__TASK__:
The listing below is to be output in its exact form.

__DATA EXCERPTS__:
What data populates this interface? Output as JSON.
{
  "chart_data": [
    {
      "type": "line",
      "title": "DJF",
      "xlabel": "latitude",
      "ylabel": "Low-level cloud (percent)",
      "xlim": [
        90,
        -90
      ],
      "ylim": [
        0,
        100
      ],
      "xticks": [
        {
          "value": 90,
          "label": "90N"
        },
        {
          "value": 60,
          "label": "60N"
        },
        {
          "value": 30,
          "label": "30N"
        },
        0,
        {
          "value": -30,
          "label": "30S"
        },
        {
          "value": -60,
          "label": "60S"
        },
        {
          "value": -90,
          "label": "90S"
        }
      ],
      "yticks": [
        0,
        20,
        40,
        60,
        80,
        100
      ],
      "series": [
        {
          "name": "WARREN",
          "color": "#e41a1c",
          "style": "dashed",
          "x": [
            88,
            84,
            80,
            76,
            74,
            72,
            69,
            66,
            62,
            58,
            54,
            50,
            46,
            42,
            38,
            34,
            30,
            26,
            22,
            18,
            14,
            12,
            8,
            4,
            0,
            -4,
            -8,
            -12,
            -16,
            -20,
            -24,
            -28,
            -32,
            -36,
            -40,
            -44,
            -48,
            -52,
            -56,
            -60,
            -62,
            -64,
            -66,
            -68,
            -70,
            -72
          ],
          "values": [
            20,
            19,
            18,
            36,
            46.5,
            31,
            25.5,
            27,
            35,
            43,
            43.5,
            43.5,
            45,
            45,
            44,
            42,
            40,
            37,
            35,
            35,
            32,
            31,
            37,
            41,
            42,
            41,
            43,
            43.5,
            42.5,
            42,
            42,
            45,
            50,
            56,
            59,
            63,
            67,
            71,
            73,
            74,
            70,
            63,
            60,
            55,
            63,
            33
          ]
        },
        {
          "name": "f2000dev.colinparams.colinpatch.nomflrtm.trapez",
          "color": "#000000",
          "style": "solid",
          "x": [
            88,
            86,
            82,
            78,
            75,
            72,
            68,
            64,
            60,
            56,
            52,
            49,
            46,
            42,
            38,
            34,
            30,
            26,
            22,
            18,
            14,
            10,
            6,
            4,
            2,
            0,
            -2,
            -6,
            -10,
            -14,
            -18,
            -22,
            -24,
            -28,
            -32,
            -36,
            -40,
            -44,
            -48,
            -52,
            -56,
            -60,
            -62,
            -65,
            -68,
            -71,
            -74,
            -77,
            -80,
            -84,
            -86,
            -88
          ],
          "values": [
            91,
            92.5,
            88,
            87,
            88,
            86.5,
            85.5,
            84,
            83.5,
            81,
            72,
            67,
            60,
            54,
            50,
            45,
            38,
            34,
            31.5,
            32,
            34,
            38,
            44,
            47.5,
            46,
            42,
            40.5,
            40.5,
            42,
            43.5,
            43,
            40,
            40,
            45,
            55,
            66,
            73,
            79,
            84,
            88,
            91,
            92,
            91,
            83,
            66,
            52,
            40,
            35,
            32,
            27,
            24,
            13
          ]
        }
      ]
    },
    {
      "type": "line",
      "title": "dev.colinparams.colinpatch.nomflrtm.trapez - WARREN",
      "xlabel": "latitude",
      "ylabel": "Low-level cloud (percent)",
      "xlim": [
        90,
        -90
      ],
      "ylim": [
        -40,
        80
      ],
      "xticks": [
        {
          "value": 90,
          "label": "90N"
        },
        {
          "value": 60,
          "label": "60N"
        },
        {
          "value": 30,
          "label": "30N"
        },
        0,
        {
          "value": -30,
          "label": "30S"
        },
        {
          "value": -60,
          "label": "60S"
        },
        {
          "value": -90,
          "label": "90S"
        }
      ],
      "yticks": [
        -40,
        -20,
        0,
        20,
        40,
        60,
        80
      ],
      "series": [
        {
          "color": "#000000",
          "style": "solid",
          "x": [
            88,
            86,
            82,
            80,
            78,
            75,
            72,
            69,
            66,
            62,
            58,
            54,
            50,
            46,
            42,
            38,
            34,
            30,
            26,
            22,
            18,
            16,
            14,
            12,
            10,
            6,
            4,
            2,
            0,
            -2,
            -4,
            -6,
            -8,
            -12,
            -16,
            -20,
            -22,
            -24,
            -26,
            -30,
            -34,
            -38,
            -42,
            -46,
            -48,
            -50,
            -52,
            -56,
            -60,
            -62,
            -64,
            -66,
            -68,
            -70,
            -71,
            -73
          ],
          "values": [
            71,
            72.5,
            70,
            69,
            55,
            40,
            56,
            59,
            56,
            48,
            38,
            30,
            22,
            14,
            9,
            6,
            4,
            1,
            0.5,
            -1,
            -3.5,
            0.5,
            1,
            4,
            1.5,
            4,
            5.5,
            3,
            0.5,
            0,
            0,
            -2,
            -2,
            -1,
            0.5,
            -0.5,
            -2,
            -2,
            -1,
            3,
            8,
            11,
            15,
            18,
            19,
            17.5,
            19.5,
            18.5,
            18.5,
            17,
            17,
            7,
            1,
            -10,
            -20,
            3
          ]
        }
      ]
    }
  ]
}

__PROBLEM SOLUTION__:
What data populates this interface? Output as JSON.
{
  "chart_data": [
    {
      "type": "line",
      "title": "DJF",
      "xlabel": "latitude",
      "ylabel": "Low-level cloud (percent)",
      "xlim": [
        90,
        -90
      ],
      "ylim": [
        0,
        100
      ],
      "xticks": [
        {
          "value": 90,
          "label": "90N"
        },
        {
          "value": 60,
          "label": "60N"
        },
        {
          "value": 30,
          "label": "30N"
        },
        0,
        {
          "value": -30,
          "label": "30S"
        },
        {
          "value": -60,
          "label": "60S"
        },
        {
          "value": -90,
          "label": "90S"
        }
      ],
      "yticks": [
        0,
        20,
        40,
        60,
        80,
        100
      ],
      "series": [
        {
          "name": "WARREN",
          "color": "#e41a1c",
          "style": "dashed",
          "x": [
            88,
            84,
            80,
            76,
            74,
            72,
            69,
            66,
            62,
            58,
            54,
            50,
            46,
            42,
            38,
            34,
            30,
            26,
            22,
            18,
            14,
            12,
            8,
            4,
            0,
            -4,
            -8,
            -12,
            -16,
            -20,
            -24,
            -28,
            -32,
            -36,
            -40,
            -44,
            -48,
            -52,
            -56,
            -60,
            -62,
            -64,
            -66,
            -68,
            -70,
            -72
          ],
          "values": [
            20,
            19,
            18,
            36,
            46.5,
            31,
            25.5,
            27,
            35,
            43,
            43.5,
            43.5,
            45,
            45,
            44,
            42,
            40,
            37,
            35,
            35,
            32,
            31,
            37,
            41,
            42,
            41,
            43,
            43.5,
            42.5,
            42,
            42,
            45,
            50,
            56,
            59,
            63,
            67,
            71,
            73,
            74,
            70,
            63,
            60,
            55,
            63,
            33
          ]
        },
        {
          "name": "f2000dev.colinparams.colinpatch.nomflrtm.trapez",
          "color": "#000000",
          "style": "solid",
          "x": [
            88,
            86,
            82,
            78,
            75,
            72,
            68,
            64,
            60,
            56,
            52,
            49,
            46,
            42,
            38,
            34,
            30,
            26,
            22,
            18,
            14,
            10,
            6,
            4,
            2,
            0,
            -2,
            -6,
            -10,
            -14,
            -18,
            -22,
            -24,
            -28,
            -32,
            -36,
            -40,
            -44,
            -48,
            -52,
            -56,
            -60,
            -62,
            -65,
            -68,
            -71,
            -74,
            -77,
            -80,
            -84,
            -86,
            -88
          ],
          "values": [
            91,
            92.5,
            88,
            87,
            88,
            86.5,
            85.5,
            84,
            83.5,
            81,
            72,
            67,
            60,
            54,
            50,
            45,
            38,
            34,
            31.5,
            32,
            34,
            38,
            44,
            47.5,
            46,
            42,
            40.5,
            40.5,
            42,
            43.5,
            43,
            40,
            40,
            45,
            55,
            66,
            73,
            79,
            84,
            88,
            91,
            92,
            91,
            83,
            66,
            52,
            40,
            35,
            32,
            27,
            24,
            13
          ]
        }
      ]
    },
    {
      "type": "line",
      "title": "dev.colinparams.colinpatch.nomflrtm.trapez - WARREN",
      "xlabel": "latitude",
      "ylabel": "Low-level cloud (percent)",
      "xlim": [
        90,
        -90
      ],
      "ylim": [
        -40,
        80
      ],
      "xticks": [
        {
          "value": 90,
          "label": "90N"
        },
        {
          "value": 60,
          "label": "60N"
        },
        {
          "value": 30,
          "label": "30N"
        },
        0,
        {
          "value": -30,
          "label": "30S"
        },
        {
          "value": -60,
          "label": "60S"
        },
        {
          "value": -90,
          "label": "90S"
        }
      ],
      "yticks": [
        -40,
        -20,
        0,
        20,
        40,
        60,
        80
      ],
      "series": [
        {
          "color": "#000000",
          "style": "solid",
          "x": [
            88,
            86,
            82,
            80,
            78,
            75,
            72,
            69,
            66,
            62,
            58,
            54,
            50,
            46,
            42,
            38,
            34,
            30,
            26,
            22,
            18,
            16,
            14,
            12,
            10,
            6,
            4,
            2,
            0,
            -2,
            -4,
            -6,
            -8,
            -12,
            -16,
            -20,
            -22,
            -24,
            -26,
            -30,
            -34,
            -38,
            -42,
            -46,
            -48,
            -50,
            -52,
            -56,
            -60,
            -62,
            -64,
            -66,
            -68,
            -70,
            -71,
            -73
          ],
          "values": [
            71,
            72.5,
            70,
            69,
            55,
            40,
            56,
            59,
            56,
            48,
            38,
            30,
            22,
            14,
            9,
            6,
            4,
            1,
            0.5,
            -1,
            -3.5,
            0.5,
            1,
            4,
            1.5,
            4,
            5.5,
            3,
            0.5,
            0,
            0,
            -2,
            -2,
            -1,
            0.5,
            -0.5,
            -2,
            -2,
            -1,
            3,
            8,
            11,
            15,
            18,
            19,
            17.5,
            19.5,
            18.5,
            18.5,
            17,
            17,
            7,
            1,
            -10,
            -20,
            3
          ]
        }
      ]
    }
  ]
}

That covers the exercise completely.